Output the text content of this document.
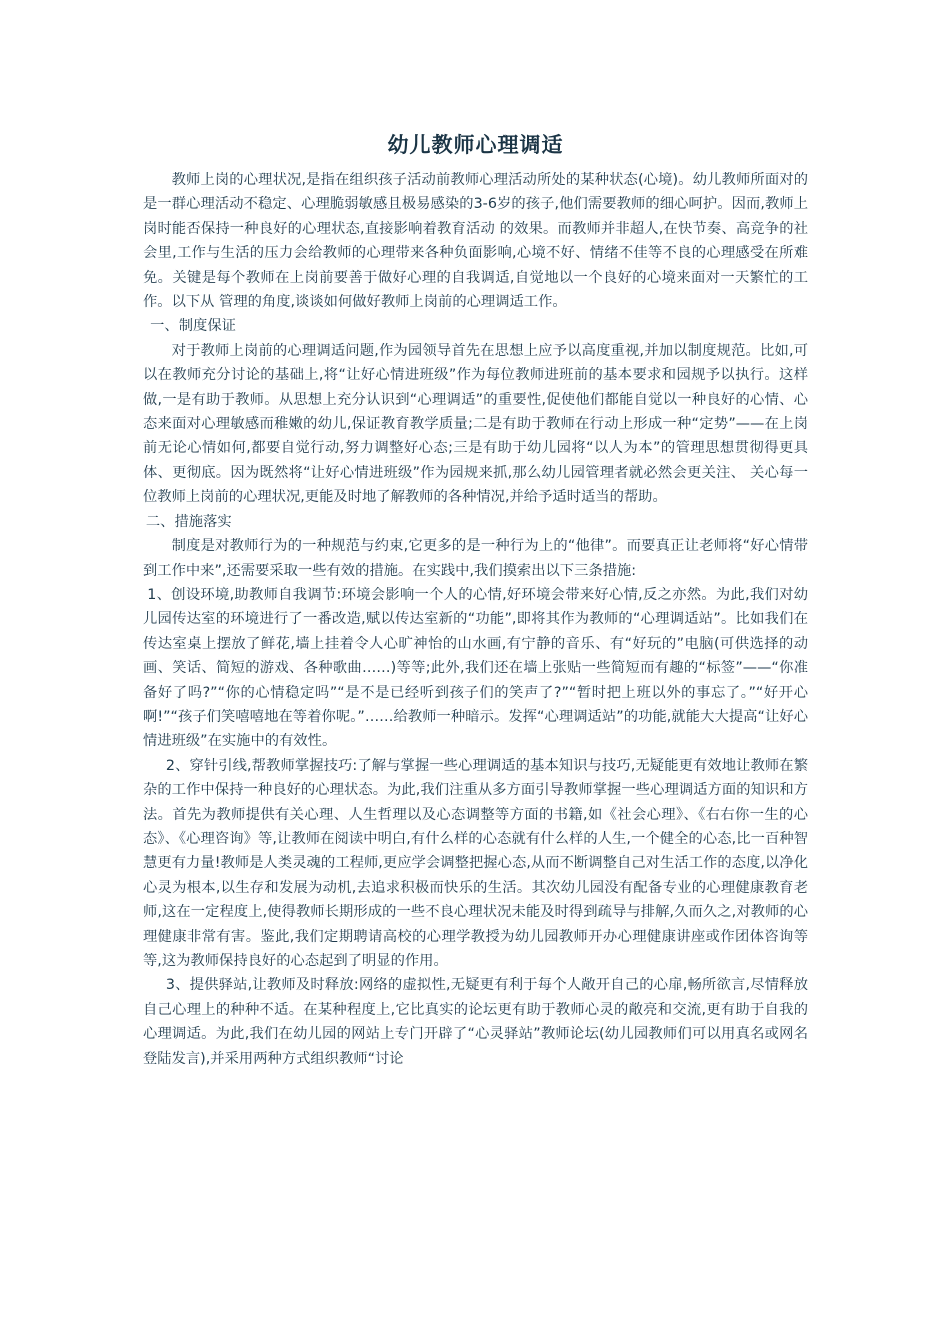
幼儿教师心理调适

教师上岗的心理状况,是指在组织孩子活动前教师心理活动所处的某种状态(心境)。幼儿教师所面对的是一群心理活动不稳定、心理脆弱敏感且极易感染的3-6岁的孩子,他们需要教师的细心呵护。因而,教师上岗时能否保持一种良好的心理状态,直接影响着教育活动 的效果。而教师并非超人,在快节奏、高竞争的社会里,工作与生活的压力会给教师的心理带来各种负面影响,心境不好、情绪不佳等不良的心理感受在所难免。关键是每个教师在上岗前要善于做好心理的自我调适,自觉地以一个良好的心境来面对一天繁忙的工作。以下从 管理的角度,谈谈如何做好教师上岗前的心理调适工作。

一、制度保证

对于教师上岗前的心理调适问题,作为园领导首先在思想上应予以高度重视,并加以制度规范。比如,可以在教师充分讨论的基础上,将“让好心情进班级”作为每位教师进班前的基本要求和园规予以执行。这样做,一是有助于教师。从思想上充分认识到“心理调适”的重要性,促使他们都能自觉以一种良好的心情、心态来面对心理敏感而稚嫩的幼儿,保证教育教学质量;二是有助于教师在行动上形成一种“定势”——在上岗前无论心情如何,都要自觉行动,努力调整好心态;三是有助于幼儿园将“以人为本”的管理思想贯彻得更具体、更彻底。因为既然将“让好心情进班级”作为园规来抓,那么幼儿园管理者就必然会更关注、 关心每一位教师上岗前的心理状况,更能及时地了解教师的各种情况,并给予适时适当的帮助。

二、措施落实

制度是对教师行为的一种规范与约束,它更多的是一种行为上的“他律”。而要真正让老师将“好心情带到工作中来”,还需要采取一些有效的措施。在实践中,我们摸索出以下三条措施:

1、创设环境,助教师自我调节:环境会影响一个人的心情,好环境会带来好心情,反之亦然。为此,我们对幼儿园传达室的环境进行了一番改造,赋以传达室新的“功能”,即将其作为教师的“心理调适站”。比如我们在传达室桌上摆放了鲜花,墙上挂着令人心旷神怡的山水画,有宁静的音乐、有“好玩的”电脑(可供选择的动画、笑话、简短的游戏、各种歌曲……)等等;此外,我们还在墙上张贴一些简短而有趣的“标签”——“你准备好了吗?”“你的心情稳定吗”“是不是已经听到孩子们的笑声了?”“暂时把上班以外的事忘了。”“好开心啊!”“孩子们笑嘻嘻地在等着你呢。”……给教师一种暗示。发挥“心理调适站”的功能,就能大大提高“让好心情进班级”在实施中的有效性。

2、穿针引线,帮教师掌握技巧:了解与掌握一些心理调适的基本知识与技巧,无疑能更有效地让教师在繁杂的工作中保持一种良好的心理状态。为此,我们注重从多方面引导教师掌握一些心理调适方面的知识和方法。首先为教师提供有关心理、人生哲理以及心态调整等方面的书籍,如《社会心理》、《右右你一生的心态》、《心理咨询》等,让教师在阅读中明白,有什么样的心态就有什么样的人生,一个健全的心态,比一百种智慧更有力量!教师是人类灵魂的工程师,更应学会调整把握心态,从而不断调整自己对生活工作的态度,以净化心灵为根本,以生存和发展为动机,去追求积极而快乐的生活。其次幼儿园没有配备专业的心理健康教育老师,这在一定程度上,使得教师长期形成的一些不良心理状况未能及时得到疏导与排解,久而久之,对教师的心理健康非常有害。鉴此,我们定期聘请高校的心理学教授为幼儿园教师开办心理健康讲座或作团体咨询等等,这为教师保持良好的心态起到了明显的作用。

3、提供驿站,让教师及时释放:网络的虚拟性,无疑更有利于每个人敞开自己的心扉,畅所欲言,尽情释放自己心理上的种种不适。在某种程度上,它比真实的论坛更有助于教师心灵的敞亮和交流,更有助于自我的心理调适。为此,我们在幼儿园的网站上专门开辟了“心灵驿站”教师论坛(幼儿园教师们可以用真名或网名登陆发言),并采用两种方式组织教师“讨论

• **Aim**:
Copy out every line of the material above exactly, skipping the pictures.

• **Result for this task**:
Output the text content of this document.
幼儿教师心理调适

教师上岗的心理状况,是指在组织孩子活动前教师心理活动所处的某种状态(心境)。幼儿教师所面对的是一群心理活动不稳定、心理脆弱敏感且极易感染的3-6岁的孩子,他们需要教师的细心呵护。因而,教师上岗时能否保持一种良好的心理状态,直接影响着教育活动 的效果。而教师并非超人,在快节奏、高竞争的社会里,工作与生活的压力会给教师的心理带来各种负面影响,心境不好、情绪不佳等不良的心理感受在所难免。关键是每个教师在上岗前要善于做好心理的自我调适,自觉地以一个良好的心境来面对一天繁忙的工作。以下从 管理的角度,谈谈如何做好教师上岗前的心理调适工作。

一、制度保证

对于教师上岗前的心理调适问题,作为园领导首先在思想上应予以高度重视,并加以制度规范。比如,可以在教师充分讨论的基础上,将“让好心情进班级”作为每位教师进班前的基本要求和园规予以执行。这样做,一是有助于教师。从思想上充分认识到“心理调适”的重要性,促使他们都能自觉以一种良好的心情、心态来面对心理敏感而稚嫩的幼儿,保证教育教学质量;二是有助于教师在行动上形成一种“定势”——在上岗前无论心情如何,都要自觉行动,努力调整好心态;三是有助于幼儿园将“以人为本”的管理思想贯彻得更具体、更彻底。因为既然将“让好心情进班级”作为园规来抓,那么幼儿园管理者就必然会更关注、 关心每一位教师上岗前的心理状况,更能及时地了解教师的各种情况,并给予适时适当的帮助。

二、措施落实

制度是对教师行为的一种规范与约束,它更多的是一种行为上的“他律”。而要真正让老师将“好心情带到工作中来”,还需要采取一些有效的措施。在实践中,我们摸索出以下三条措施:

1、创设环境,助教师自我调节:环境会影响一个人的心情,好环境会带来好心情,反之亦然。为此,我们对幼儿园传达室的环境进行了一番改造,赋以传达室新的“功能”,即将其作为教师的“心理调适站”。比如我们在传达室桌上摆放了鲜花,墙上挂着令人心旷神怡的山水画,有宁静的音乐、有“好玩的”电脑(可供选择的动画、笑话、简短的游戏、各种歌曲……)等等;此外,我们还在墙上张贴一些简短而有趣的“标签”——“你准备好了吗?”“你的心情稳定吗”“是不是已经听到孩子们的笑声了?”“暂时把上班以外的事忘了。”“好开心啊!”“孩子们笑嘻嘻地在等着你呢。”……给教师一种暗示。发挥“心理调适站”的功能,就能大大提高“让好心情进班级”在实施中的有效性。

2、穿针引线,帮教师掌握技巧:了解与掌握一些心理调适的基本知识与技巧,无疑能更有效地让教师在繁杂的工作中保持一种良好的心理状态。为此,我们注重从多方面引导教师掌握一些心理调适方面的知识和方法。首先为教师提供有关心理、人生哲理以及心态调整等方面的书籍,如《社会心理》、《右右你一生的心态》、《心理咨询》等,让教师在阅读中明白,有什么样的心态就有什么样的人生,一个健全的心态,比一百种智慧更有力量!教师是人类灵魂的工程师,更应学会调整把握心态,从而不断调整自己对生活工作的态度,以净化心灵为根本,以生存和发展为动机,去追求积极而快乐的生活。其次幼儿园没有配备专业的心理健康教育老师,这在一定程度上,使得教师长期形成的一些不良心理状况未能及时得到疏导与排解,久而久之,对教师的心理健康非常有害。鉴此,我们定期聘请高校的心理学教授为幼儿园教师开办心理健康讲座或作团体咨询等等,这为教师保持良好的心态起到了明显的作用。

3、提供驿站,让教师及时释放:网络的虚拟性,无疑更有利于每个人敞开自己的心扉,畅所欲言,尽情释放自己心理上的种种不适。在某种程度上,它比真实的论坛更有助于教师心灵的敞亮和交流,更有助于自我的心理调适。为此,我们在幼儿园的网站上专门开辟了“心灵驿站”教师论坛(幼儿园教师们可以用真名或网名登陆发言),并采用两种方式组织教师“讨论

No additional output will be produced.